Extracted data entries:
▬▬▬▬▬▬▬▬▬▬
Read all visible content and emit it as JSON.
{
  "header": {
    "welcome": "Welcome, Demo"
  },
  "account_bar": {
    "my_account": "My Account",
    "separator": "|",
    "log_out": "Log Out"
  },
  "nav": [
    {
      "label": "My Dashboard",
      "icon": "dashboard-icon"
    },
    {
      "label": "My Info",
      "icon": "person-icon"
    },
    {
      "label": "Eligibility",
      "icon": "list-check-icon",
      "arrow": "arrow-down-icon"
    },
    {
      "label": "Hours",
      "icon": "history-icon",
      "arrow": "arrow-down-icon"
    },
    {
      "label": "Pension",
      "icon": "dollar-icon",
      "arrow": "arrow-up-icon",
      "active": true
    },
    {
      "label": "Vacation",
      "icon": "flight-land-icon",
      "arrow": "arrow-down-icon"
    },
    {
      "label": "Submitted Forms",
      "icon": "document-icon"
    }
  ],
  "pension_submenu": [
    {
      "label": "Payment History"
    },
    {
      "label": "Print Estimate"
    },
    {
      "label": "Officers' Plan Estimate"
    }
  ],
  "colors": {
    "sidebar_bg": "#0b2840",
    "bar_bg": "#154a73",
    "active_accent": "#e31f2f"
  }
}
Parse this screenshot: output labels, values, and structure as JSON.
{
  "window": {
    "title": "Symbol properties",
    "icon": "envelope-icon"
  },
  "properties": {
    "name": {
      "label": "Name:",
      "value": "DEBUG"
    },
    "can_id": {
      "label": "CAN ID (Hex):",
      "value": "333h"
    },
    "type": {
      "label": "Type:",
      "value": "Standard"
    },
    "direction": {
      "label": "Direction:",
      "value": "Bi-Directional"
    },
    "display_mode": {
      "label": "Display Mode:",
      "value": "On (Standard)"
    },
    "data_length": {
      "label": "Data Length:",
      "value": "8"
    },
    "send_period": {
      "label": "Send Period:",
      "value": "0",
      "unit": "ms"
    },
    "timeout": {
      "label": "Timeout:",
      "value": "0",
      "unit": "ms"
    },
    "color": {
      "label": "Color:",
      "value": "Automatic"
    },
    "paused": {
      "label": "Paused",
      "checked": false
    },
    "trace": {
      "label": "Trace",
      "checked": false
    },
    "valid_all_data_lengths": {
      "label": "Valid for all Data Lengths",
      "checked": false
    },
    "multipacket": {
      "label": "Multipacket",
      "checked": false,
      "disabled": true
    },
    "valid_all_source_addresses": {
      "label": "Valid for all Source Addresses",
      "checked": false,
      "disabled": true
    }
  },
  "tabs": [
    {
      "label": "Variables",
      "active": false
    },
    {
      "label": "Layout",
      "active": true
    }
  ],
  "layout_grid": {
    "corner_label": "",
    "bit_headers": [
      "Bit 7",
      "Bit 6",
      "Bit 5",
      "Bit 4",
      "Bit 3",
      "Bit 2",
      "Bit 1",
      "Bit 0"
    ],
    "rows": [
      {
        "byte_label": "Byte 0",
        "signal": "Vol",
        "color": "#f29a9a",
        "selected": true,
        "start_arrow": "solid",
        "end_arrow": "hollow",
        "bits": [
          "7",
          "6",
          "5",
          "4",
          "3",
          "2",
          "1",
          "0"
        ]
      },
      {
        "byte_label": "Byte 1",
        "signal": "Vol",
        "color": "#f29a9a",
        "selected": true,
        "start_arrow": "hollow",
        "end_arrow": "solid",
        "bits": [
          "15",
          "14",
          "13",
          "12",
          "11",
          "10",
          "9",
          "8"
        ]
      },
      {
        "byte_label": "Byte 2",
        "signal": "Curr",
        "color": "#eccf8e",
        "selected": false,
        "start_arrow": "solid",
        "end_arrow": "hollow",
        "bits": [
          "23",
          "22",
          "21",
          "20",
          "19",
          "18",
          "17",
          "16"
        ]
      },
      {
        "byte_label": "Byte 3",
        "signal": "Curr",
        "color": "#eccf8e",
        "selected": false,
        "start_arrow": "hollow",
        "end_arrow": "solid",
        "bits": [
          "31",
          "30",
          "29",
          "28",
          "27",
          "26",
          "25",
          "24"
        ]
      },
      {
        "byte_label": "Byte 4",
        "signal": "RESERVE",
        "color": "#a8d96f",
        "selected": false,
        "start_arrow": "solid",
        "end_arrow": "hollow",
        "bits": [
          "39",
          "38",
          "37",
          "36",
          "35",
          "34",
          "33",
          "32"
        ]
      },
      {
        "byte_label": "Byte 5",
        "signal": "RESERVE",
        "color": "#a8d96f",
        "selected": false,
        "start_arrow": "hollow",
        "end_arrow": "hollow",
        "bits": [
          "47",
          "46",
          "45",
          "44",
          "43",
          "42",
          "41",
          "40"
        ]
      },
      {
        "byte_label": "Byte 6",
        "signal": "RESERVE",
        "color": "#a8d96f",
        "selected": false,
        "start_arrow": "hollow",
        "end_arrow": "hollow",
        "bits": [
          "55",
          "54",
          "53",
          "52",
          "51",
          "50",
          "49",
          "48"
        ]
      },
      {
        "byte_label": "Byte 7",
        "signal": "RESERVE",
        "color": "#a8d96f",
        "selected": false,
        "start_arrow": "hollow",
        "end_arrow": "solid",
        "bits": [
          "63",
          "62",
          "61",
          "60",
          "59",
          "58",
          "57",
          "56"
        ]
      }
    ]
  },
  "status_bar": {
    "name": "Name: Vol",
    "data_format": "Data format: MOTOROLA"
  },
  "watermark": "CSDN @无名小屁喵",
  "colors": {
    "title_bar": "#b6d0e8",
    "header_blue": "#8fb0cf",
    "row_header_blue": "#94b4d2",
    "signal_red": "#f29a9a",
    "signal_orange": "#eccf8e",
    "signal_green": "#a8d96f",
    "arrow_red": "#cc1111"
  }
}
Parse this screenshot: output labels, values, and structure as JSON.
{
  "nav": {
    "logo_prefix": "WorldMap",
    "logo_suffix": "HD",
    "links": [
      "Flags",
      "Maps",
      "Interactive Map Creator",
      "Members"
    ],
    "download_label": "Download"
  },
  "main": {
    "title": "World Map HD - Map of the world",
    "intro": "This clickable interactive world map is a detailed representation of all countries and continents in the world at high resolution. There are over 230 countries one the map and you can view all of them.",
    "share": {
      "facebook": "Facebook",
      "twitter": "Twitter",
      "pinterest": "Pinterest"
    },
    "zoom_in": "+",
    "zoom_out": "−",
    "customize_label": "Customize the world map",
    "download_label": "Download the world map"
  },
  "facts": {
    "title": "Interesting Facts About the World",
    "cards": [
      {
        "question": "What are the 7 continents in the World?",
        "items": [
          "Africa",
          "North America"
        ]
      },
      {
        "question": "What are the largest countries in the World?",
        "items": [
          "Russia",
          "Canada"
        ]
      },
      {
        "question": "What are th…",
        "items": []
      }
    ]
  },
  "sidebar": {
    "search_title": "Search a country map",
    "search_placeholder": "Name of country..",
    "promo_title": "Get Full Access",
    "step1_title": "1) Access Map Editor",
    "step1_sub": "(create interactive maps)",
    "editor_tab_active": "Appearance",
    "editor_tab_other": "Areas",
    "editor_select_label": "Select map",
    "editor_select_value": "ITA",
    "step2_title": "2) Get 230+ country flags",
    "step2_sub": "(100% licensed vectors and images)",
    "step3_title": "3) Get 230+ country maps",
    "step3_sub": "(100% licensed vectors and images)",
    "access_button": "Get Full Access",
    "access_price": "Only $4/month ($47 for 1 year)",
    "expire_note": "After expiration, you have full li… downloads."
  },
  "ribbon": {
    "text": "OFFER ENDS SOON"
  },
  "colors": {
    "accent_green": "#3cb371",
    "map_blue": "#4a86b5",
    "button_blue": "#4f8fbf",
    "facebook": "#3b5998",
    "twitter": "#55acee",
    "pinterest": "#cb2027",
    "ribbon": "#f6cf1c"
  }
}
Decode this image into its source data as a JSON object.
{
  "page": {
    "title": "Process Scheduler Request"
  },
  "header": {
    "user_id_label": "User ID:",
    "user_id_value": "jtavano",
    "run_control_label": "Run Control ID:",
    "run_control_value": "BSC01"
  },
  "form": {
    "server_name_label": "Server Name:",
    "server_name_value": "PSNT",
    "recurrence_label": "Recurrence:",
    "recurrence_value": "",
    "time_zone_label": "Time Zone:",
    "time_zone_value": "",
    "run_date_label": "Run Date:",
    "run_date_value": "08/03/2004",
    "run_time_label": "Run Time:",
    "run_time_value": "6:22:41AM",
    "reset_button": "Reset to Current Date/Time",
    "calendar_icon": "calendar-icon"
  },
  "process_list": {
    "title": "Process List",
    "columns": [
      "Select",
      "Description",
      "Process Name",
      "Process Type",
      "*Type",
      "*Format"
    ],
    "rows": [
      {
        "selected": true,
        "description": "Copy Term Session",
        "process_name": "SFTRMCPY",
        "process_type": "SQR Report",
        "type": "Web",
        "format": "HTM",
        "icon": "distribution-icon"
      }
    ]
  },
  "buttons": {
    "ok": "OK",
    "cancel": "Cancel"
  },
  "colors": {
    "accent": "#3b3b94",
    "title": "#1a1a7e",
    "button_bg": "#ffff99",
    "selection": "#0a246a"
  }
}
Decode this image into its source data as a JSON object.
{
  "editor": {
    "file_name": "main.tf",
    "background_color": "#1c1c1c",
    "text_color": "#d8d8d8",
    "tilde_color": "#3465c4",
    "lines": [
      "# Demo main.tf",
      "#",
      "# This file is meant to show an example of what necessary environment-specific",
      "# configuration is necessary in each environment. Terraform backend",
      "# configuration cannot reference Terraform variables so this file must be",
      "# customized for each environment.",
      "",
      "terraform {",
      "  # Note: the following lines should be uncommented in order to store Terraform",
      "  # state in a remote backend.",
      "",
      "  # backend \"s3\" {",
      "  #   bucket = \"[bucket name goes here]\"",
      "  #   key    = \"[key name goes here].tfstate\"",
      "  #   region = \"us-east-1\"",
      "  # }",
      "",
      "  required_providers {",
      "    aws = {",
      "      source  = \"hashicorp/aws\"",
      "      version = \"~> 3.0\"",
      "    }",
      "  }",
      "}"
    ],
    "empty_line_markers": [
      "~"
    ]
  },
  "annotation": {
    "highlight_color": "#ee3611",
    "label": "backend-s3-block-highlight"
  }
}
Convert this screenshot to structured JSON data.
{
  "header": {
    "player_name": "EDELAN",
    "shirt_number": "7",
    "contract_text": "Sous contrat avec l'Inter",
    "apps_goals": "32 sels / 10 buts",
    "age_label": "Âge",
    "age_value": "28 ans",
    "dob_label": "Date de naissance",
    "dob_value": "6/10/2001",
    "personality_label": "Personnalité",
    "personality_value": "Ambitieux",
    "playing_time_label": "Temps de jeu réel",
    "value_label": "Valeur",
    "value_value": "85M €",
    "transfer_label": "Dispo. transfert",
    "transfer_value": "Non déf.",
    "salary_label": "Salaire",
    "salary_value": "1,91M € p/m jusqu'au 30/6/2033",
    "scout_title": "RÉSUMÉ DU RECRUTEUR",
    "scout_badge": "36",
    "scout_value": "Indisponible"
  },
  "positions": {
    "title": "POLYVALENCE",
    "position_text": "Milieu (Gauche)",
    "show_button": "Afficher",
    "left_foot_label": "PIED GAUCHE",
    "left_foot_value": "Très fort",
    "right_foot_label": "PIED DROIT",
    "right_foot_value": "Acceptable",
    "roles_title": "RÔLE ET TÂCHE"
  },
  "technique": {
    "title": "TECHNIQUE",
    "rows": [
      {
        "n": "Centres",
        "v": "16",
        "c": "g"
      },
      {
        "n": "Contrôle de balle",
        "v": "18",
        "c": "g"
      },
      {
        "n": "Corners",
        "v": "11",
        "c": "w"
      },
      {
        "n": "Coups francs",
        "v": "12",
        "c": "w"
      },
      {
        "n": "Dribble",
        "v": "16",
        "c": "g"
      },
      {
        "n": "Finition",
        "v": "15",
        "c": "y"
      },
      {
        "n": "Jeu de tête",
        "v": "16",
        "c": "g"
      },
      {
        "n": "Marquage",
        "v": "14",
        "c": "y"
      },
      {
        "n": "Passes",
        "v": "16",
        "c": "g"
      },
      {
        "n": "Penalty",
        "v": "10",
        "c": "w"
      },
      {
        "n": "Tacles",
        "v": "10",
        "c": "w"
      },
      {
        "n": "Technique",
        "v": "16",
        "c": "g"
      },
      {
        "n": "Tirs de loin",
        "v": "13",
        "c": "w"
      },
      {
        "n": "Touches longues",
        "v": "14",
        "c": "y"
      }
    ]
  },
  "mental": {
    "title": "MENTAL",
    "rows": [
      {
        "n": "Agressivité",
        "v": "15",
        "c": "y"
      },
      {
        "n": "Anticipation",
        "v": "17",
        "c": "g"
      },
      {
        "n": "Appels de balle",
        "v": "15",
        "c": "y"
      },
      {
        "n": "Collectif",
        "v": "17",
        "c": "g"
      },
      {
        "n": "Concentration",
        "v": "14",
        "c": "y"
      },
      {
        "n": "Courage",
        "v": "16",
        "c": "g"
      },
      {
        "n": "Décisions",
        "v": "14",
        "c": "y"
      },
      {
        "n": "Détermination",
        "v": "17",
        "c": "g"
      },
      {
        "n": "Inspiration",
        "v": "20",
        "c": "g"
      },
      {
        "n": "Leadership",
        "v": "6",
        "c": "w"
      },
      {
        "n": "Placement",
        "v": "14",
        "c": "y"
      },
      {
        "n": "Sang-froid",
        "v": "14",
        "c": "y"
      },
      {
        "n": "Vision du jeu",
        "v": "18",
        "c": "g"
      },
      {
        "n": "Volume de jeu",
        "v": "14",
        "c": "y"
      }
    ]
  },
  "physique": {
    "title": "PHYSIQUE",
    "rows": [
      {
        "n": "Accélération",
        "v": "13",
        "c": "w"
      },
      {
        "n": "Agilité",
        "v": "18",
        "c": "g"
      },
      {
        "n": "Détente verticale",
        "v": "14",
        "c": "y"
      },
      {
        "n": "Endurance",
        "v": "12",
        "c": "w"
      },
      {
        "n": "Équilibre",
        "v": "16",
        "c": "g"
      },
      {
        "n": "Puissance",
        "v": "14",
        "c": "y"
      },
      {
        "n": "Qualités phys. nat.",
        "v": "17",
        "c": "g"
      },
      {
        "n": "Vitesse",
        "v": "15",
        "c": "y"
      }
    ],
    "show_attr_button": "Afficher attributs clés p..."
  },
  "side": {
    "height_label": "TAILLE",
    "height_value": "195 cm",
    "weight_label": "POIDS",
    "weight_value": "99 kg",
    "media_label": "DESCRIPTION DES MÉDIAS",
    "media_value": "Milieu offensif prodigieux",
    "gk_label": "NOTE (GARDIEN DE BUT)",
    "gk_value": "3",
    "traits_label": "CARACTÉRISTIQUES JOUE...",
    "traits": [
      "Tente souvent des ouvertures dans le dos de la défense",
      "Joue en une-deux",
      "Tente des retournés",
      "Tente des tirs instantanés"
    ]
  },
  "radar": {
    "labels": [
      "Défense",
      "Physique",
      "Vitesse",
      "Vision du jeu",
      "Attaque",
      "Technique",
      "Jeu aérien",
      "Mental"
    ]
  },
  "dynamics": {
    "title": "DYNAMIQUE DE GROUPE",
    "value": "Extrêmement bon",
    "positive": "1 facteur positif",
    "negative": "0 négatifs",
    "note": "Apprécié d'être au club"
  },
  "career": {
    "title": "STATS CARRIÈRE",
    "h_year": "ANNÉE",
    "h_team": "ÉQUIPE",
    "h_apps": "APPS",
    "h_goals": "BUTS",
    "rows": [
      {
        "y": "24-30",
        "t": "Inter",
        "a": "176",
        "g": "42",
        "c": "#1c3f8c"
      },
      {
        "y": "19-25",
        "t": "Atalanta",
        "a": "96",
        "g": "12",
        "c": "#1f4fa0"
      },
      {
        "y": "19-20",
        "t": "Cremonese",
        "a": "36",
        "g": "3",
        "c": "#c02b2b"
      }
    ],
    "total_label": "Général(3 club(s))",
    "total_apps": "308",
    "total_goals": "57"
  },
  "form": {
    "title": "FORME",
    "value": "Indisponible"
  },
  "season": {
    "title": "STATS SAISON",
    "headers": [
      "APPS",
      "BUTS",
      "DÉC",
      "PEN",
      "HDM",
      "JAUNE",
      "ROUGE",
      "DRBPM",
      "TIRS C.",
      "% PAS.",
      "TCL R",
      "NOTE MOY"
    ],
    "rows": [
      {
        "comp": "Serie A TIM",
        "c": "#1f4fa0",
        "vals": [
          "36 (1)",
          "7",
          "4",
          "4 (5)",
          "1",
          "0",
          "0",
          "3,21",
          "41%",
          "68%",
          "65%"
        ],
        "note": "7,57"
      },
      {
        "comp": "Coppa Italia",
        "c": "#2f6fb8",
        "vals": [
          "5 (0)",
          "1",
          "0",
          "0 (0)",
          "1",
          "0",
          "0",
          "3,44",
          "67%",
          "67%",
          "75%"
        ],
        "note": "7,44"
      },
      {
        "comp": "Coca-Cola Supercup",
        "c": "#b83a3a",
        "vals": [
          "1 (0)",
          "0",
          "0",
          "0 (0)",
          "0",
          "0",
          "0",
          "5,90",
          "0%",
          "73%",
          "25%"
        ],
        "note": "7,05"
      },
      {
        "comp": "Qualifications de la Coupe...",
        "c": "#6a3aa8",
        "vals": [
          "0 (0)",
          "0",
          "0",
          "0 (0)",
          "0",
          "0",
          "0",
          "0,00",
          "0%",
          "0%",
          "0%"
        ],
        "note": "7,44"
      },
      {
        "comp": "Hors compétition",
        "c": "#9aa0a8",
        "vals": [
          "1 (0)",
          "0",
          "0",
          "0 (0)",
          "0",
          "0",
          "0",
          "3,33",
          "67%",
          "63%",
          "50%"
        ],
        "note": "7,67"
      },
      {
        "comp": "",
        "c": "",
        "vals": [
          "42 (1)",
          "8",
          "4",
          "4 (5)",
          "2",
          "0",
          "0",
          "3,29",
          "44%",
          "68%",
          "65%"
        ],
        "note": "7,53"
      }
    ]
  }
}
▬▬▬▬▬▬▬▬▬▬
» Task instructions:
Copy all lines from the data that hold the word "properties".

» Task solution:
    "title": "Symbol properties",
  "properties": {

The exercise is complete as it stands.